▶ _EXERCISE DESCRIPTION_
Without the pictures, copy the entries below word for word.

▶ _DATA FOR PROCESSING_
# # # #

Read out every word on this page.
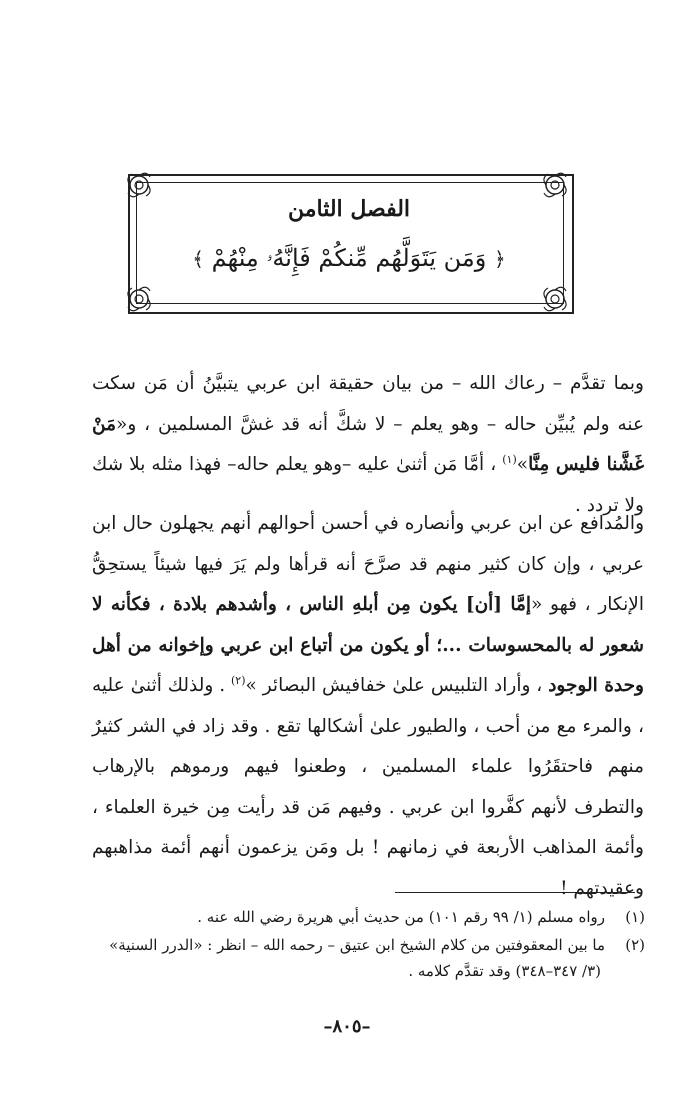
الفصل الثامن
﴿ وَمَن يَتَوَلَّهُم مِّنكُمْ فَإِنَّهُۥ مِنْهُمْ ﴾

وبما تقدَّم – رعاك الله – من بيان حقيقة ابن عربي يتبيَّنُ أن مَن سكت عنه ولم يُبيِّن حاله – وهو يعلم – لا شكَّ أنه قد غشَّ المسلمين ، و«مَنْ غَشَّنا فليس مِنَّا»$^{(١)}$ ، أمَّا مَن أثنىٰ عليه –وهو يعلم حاله– فهذا مثله بلا شك ولا تردد .

والمُدافع عن ابن عربي وأنصاره في أحسن أحوالهم أنهم يجهلون حال ابن عربي ، وإن كان كثير منهم قد صرَّحَ أنه قرأها ولم يَرَ فيها شيئاً يستحِقُّ الإنكار ، فهو «إمَّا [أن] يكون مِن أبلهِ الناس ، وأشدهم بلادة ، فكأنه لا شعور له بالمحسوسات ...؛ أو يكون من أتباع ابن عربي وإخوانه من أهل وحدة الوجود ، وأراد التلبيس علىٰ خفافيش البصائر »$^{(٢)}$ . ولذلك أثنىٰ عليه ، والمرء مع من أحب ، والطيور علىٰ أشكالها تقع . وقد زاد في الشر كثيرٌ منهم فاحتقَرُوا علماء المسلمين ، وطعنوا فيهم ورموهم بالإرهاب والتطرف لأنهم كفَّروا ابن عربي . وفيهم مَن قد رأيت مِن خيرة العلماء ، وأئمة المذاهب الأربعة في زمانهم ! بل ومَن يزعمون أنهم أئمة مذاهبهم وعقيدتهم !

(١)رواه مسلم (١/ ٩٩ رقم ١٠١) من حديث أبي هريرة رضي الله عنه .
(٢)ما بين المعقوفتين من كلام الشيخ ابن عتيق – رحمه الله – انظر : «الدرر السنية»
(٣/ ٣٤٧–٣٤٨) وقد تقدَّم كلامه .
–٨٠٥–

# # # #

▶ _OUTPUT OF THE TASK_
Read out every word on this page.
الفصل الثامن
﴿ وَمَن يَتَوَلَّهُم مِّنكُمْ فَإِنَّهُۥ مِنْهُمْ ﴾

وبما تقدَّم – رعاك الله – من بيان حقيقة ابن عربي يتبيَّنُ أن مَن سكت عنه ولم يُبيِّن حاله – وهو يعلم – لا شكَّ أنه قد غشَّ المسلمين ، و«مَنْ غَشَّنا فليس مِنَّا»$^{(١)}$ ، أمَّا مَن أثنىٰ عليه –وهو يعلم حاله– فهذا مثله بلا شك ولا تردد .

والمُدافع عن ابن عربي وأنصاره في أحسن أحوالهم أنهم يجهلون حال ابن عربي ، وإن كان كثير منهم قد صرَّحَ أنه قرأها ولم يَرَ فيها شيئاً يستحِقُّ الإنكار ، فهو «إمَّا [أن] يكون مِن أبلهِ الناس ، وأشدهم بلادة ، فكأنه لا شعور له بالمحسوسات ...؛ أو يكون من أتباع ابن عربي وإخوانه من أهل وحدة الوجود ، وأراد التلبيس علىٰ خفافيش البصائر »$^{(٢)}$ . ولذلك أثنىٰ عليه ، والمرء مع من أحب ، والطيور علىٰ أشكالها تقع . وقد زاد في الشر كثيرٌ منهم فاحتقَرُوا علماء المسلمين ، وطعنوا فيهم ورموهم بالإرهاب والتطرف لأنهم كفَّروا ابن عربي . وفيهم مَن قد رأيت مِن خيرة العلماء ، وأئمة المذاهب الأربعة في زمانهم ! بل ومَن يزعمون أنهم أئمة مذاهبهم وعقيدتهم !

(١)رواه مسلم (١/ ٩٩ رقم ١٠١) من حديث أبي هريرة رضي الله عنه .
(٢)ما بين المعقوفتين من كلام الشيخ ابن عتيق – رحمه الله – انظر : «الدرر السنية»
(٣/ ٣٤٧–٣٤٨) وقد تقدَّم كلامه .
–٨٠٥–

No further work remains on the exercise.